▶ _Goal of the exercise_
Repeat the entire listing exactly.

▶ _Given entries_

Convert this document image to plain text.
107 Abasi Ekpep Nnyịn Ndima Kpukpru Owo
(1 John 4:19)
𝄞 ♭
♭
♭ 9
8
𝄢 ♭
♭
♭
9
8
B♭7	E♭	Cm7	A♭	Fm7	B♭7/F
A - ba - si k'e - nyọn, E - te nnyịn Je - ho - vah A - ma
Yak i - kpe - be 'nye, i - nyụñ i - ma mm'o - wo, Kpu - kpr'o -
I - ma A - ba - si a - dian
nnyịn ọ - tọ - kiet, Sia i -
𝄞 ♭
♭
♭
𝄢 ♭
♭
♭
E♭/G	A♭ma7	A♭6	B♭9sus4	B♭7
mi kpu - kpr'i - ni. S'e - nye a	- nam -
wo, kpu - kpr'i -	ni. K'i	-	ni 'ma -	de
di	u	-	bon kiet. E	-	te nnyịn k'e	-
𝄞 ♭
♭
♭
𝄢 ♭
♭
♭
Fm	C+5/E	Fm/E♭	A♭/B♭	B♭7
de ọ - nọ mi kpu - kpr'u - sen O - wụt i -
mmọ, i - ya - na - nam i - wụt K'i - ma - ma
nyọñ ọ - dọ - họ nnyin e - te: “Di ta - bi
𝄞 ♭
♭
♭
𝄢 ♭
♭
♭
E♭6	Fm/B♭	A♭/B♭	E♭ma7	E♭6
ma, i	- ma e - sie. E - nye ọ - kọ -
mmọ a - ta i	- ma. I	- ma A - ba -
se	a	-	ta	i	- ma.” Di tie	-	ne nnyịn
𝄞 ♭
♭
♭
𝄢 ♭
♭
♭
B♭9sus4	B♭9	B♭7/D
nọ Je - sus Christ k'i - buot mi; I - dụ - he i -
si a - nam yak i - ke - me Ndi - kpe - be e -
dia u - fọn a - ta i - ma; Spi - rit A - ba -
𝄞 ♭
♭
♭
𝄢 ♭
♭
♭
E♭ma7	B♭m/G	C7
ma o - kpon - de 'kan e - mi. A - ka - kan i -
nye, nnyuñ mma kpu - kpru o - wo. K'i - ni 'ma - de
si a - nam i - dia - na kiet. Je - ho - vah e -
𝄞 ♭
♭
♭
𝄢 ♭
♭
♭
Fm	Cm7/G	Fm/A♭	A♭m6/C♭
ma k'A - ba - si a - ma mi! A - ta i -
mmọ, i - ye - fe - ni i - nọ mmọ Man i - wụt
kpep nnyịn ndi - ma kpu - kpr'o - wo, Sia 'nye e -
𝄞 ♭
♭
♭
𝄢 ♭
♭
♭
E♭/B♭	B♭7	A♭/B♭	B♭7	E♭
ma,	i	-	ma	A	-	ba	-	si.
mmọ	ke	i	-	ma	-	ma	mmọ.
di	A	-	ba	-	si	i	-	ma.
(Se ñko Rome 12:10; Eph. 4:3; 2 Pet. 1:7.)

▶ _Worked answer_
Convert this document image to plain text.
107 Abasi Ekpep Nnyịn Ndima Kpukpru Owo
(1 John 4:19)
𝄞 ♭
♭
♭ 9
8
𝄢 ♭
♭
♭
9
8
B♭7	E♭	Cm7	A♭	Fm7	B♭7/F
A - ba - si k'e - nyọn, E - te nnyịn Je - ho - vah A - ma
Yak i - kpe - be 'nye, i - nyụñ i - ma mm'o - wo, Kpu - kpr'o -
I - ma A - ba - si a - dian
nnyịn ọ - tọ - kiet, Sia i -
𝄞 ♭
♭
♭
𝄢 ♭
♭
♭
E♭/G	A♭ma7	A♭6	B♭9sus4	B♭7
mi kpu - kpr'i - ni. S'e - nye a	- nam -
wo, kpu - kpr'i -	ni. K'i	-	ni 'ma -	de
di	u	-	bon kiet. E	-	te nnyịn k'e	-
𝄞 ♭
♭
♭
𝄢 ♭
♭
♭
Fm	C+5/E	Fm/E♭	A♭/B♭	B♭7
de ọ - nọ mi kpu - kpr'u - sen O - wụt i -
mmọ, i - ya - na - nam i - wụt K'i - ma - ma
nyọñ ọ - dọ - họ nnyin e - te: “Di ta - bi
𝄞 ♭
♭
♭
𝄢 ♭
♭
♭
E♭6	Fm/B♭	A♭/B♭	E♭ma7	E♭6
ma, i	- ma e - sie. E - nye ọ - kọ -
mmọ a - ta i	- ma. I	- ma A - ba -
se	a	-	ta	i	- ma.” Di tie	-	ne nnyịn
𝄞 ♭
♭
♭
𝄢 ♭
♭
♭
B♭9sus4	B♭9	B♭7/D
nọ Je - sus Christ k'i - buot mi; I - dụ - he i -
si a - nam yak i - ke - me Ndi - kpe - be e -
dia u - fọn a - ta i - ma; Spi - rit A - ba -
𝄞 ♭
♭
♭
𝄢 ♭
♭
♭
E♭ma7	B♭m/G	C7
ma o - kpon - de 'kan e - mi. A - ka - kan i -
nye, nnyuñ mma kpu - kpru o - wo. K'i - ni 'ma - de
si a - nam i - dia - na kiet. Je - ho - vah e -
𝄞 ♭
♭
♭
𝄢 ♭
♭
♭
Fm	Cm7/G	Fm/A♭	A♭m6/C♭
ma k'A - ba - si a - ma mi! A - ta i -
mmọ, i - ye - fe - ni i - nọ mmọ Man i - wụt
kpep nnyịn ndi - ma kpu - kpr'o - wo, Sia 'nye e -
𝄞 ♭
♭
♭
𝄢 ♭
♭
♭
E♭/B♭	B♭7	A♭/B♭	B♭7	E♭
ma,	i	-	ma	A	-	ba	-	si.
mmọ	ke	i	-	ma	-	ma	mmọ.
di	A	-	ba	-	si	i	-	ma.
(Se ñko Rome 12:10; Eph. 4:3; 2 Pet. 1:7.)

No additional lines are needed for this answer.